■ Written problem
Lines containing the word "平江县安定镇瓜山村" are to be located and copied.

■ Excerpted data
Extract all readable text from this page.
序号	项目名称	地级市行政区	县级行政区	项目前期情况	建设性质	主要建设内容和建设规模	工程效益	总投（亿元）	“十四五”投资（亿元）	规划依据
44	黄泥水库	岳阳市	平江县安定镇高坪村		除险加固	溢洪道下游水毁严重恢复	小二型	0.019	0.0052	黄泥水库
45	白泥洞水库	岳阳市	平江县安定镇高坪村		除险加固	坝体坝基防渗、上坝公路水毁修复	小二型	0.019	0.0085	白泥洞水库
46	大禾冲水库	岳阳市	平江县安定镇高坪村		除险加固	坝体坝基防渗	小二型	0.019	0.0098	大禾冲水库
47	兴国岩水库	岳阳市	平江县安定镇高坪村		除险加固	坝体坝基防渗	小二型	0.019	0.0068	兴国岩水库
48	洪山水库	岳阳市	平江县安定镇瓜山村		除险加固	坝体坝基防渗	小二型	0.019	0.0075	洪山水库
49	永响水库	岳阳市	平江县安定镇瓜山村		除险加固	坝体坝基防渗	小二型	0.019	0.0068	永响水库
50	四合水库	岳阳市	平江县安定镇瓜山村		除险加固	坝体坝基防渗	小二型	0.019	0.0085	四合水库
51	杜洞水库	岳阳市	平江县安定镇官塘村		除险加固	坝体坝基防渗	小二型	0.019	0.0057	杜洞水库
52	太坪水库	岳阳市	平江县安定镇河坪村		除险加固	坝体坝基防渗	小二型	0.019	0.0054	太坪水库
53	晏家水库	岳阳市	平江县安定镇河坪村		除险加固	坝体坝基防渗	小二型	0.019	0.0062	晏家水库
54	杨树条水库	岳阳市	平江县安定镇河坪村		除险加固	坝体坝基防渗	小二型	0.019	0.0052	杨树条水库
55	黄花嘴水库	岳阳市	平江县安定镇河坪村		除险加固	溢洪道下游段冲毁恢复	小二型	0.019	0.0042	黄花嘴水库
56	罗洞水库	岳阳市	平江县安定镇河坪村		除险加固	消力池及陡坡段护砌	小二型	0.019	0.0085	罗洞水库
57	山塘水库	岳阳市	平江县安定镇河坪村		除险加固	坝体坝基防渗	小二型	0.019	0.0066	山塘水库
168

■ Exercise answer
48	洪山水库	岳阳市	平江县安定镇瓜山村		除险加固	坝体坝基防渗	小二型	0.019	0.0075	洪山水库
49	永响水库	岳阳市	平江县安定镇瓜山村		除险加固	坝体坝基防渗	小二型	0.019	0.0068	永响水库
50	四合水库	岳阳市	平江县安定镇瓜山村		除险加固	坝体坝基防渗	小二型	0.019	0.0085	四合水库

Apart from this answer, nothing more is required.